Tarefas pedidas.
1. Indica se cada afirmação concorda com o texto sobre o cartaz do MAS e responde sim ou não, citando as palavras do texto que o decidem.
(a) O autor nasceu em 1956.
(b) O golpe militar de 1926 deu início à 1.ª República.
(c) O autor afirma ter simpatia pelo tempo da "outra senhora".
2. Responde às perguntas com base no texto sobre o cartaz do MAS.
(a) Onde se encontra o cartaz do MAS?
(b) Desde que ano o país continuava na bancarrota?
(c) A partir de que ano o texto situa o "Estado Novo"?
3. Prossegue o texto sobre o cartaz do MAS a partir da última frase apresentada.

Texto fornecido.
------------------------

Junto à estátua de Joaquim
António de Aguiar, no Largo da Portagem, o “outdoor” pertencente ao MAS,
Movimento Alternativo Socialista, em rodapé, ostenta a seguinte mensagem: “Faz
falta um novo 25 de Abril”.
Como ressalva, antes de
prosseguir, gostaria de deixar bem vincado que não sou saudosista e não tenho a
mínima simpatia pelo tempo da “outra senhora”. Olho para essa época e para
todos os seus intervenientes políticos, para o bem e para o mal, apenas como
referentes históricos. Não tenho por costume dizer que “antigamente é que era
bom!”. Aliás, irrita-me solenemente esta frase, sobretudo porque sou filho de
gente muito humilde e, juntamente com os meus pais já falecidos, sofri muito
para chegar ao bem-estar dos nossos dias. Mas, se por um lado não enalteço os
três quartos do século XX, por outro lado, também não uso de escarnecimento
para me referir a esse período da vida portuguesa. Para além de ter nascido em
1956, portanto ainda numa fase difícil do após-guerra, conheço um pouco da
nossa história de Portugal, essencialmente o estertor da Monarquia, partir de
1861, e o que se passou com os três últimos Reis de Portugal. Sei também o que
se passou no limiar da 1ª. República até ao golpe militar de 1926 que lhe pôs
fim e, nesse ano, chamou Salazar para ministro das finanças por alguns meses,
porque o país desde 1892 que continuava na bancarrota e sem crédito no
exterior. Se os últimos Reis de Portugal, especialmente D. Luís e D. Carlos,
viveram à “tripa-forra”, acima das suas possibilidades e pedindo cada vez mais
dinheiro ao Parlamento para os seus gastos próprios, e também com Fontes
Pereira de Melo a gastar o que não havia e a hipotecar a Nação, já na República
foi o “regabofe” que se conhece, onde caíam mais rápido governos que estrelas
no céu. Isto tudo para dizer que, se todo o homem é resultado da sua
circunstância, do meio em que nasceu e viveu, compreendo que o “Estado Novo”, a
partir de 1933, tendo em conta o estado das finanças nacionais e os ventos
autoritários dos países em nosso redor, não poderia ter tido outra forma de
actuar. Ao escrever assim, não quer dizer que teça loas à sua forma de
governar. O que quero dizer é que, perante os antecedentes, sem mão de ferro,
dificilmente se teria conseguido alavancar as Finanças Públicas até ao
“superavit”. Foi muito duro para quem pensava diferente? Não tenho dúvida
nenhuma. Particularmente depois de 1945 já com a nova Pide a cercear a
liberdade de expressão e os presos políticos a serem condenados em tribunais
plenários sem julgamento justo. Deveria o regime ter sido mais abrangente para
a Europa e menos protecionista e isolado? À distância de mais de meio-século,
certamente que sim, mas, nos dias que correm, com a abertura total de
fronteiras e a globalização, começa a dar que pensar até que ponto Salazar
estaria totalmente errado. De outro modo, em face do clamoroso falhanço das
políticas económicas actuais de “livre comércio”, nem me surpreenderá nada se,
a breve prazo, estivermos a caminhar para o mesmo, ou seja, para a protecção
plena da nossa indústria e, por consequência, também o comércio.

------------------------

Informação fornecida.
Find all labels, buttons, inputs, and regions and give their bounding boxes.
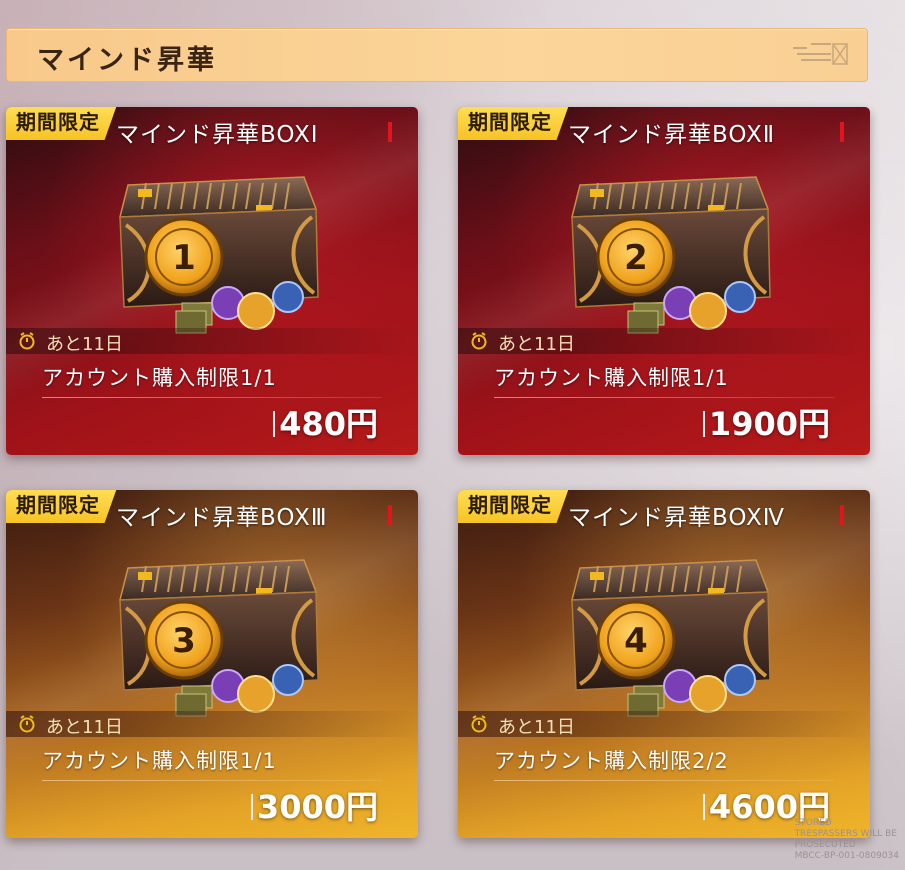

------------------------

Respostas por tarefa.
1.
(a) Sim: "Para além de ter nascido em 1956"
(b) Não: "até ao golpe militar de 1926 que lhe pôs fim"
(c) Não: "não tenho a mínima simpatia pelo tempo da “outra senhora”"

2.
(a) Junto à estátua de Joaquim António de Aguiar, no Largo da Portagem.
(b) Desde 1892.
(c) A partir de 1933.

3.
Há cerca de 20 anos, mais
propriamente em 1989, Fukuyama, um filósofo nipo-americano da era Reagan,
profetizava o “Fim da história” –na linha de Hegel, em que a partir de que a
humanidade atingisse um equilíbrio entre o liberalismo e a igualdade jurídica
ocorreria este final-, com a queda do Muro de Berlin, o fim da Guerra fria, e a
agonia do comunismo e do fascismo, surgiria o advento do capitalismo, com o
mercado livre em toda a sua pujança como sinónimo de felicidade societária.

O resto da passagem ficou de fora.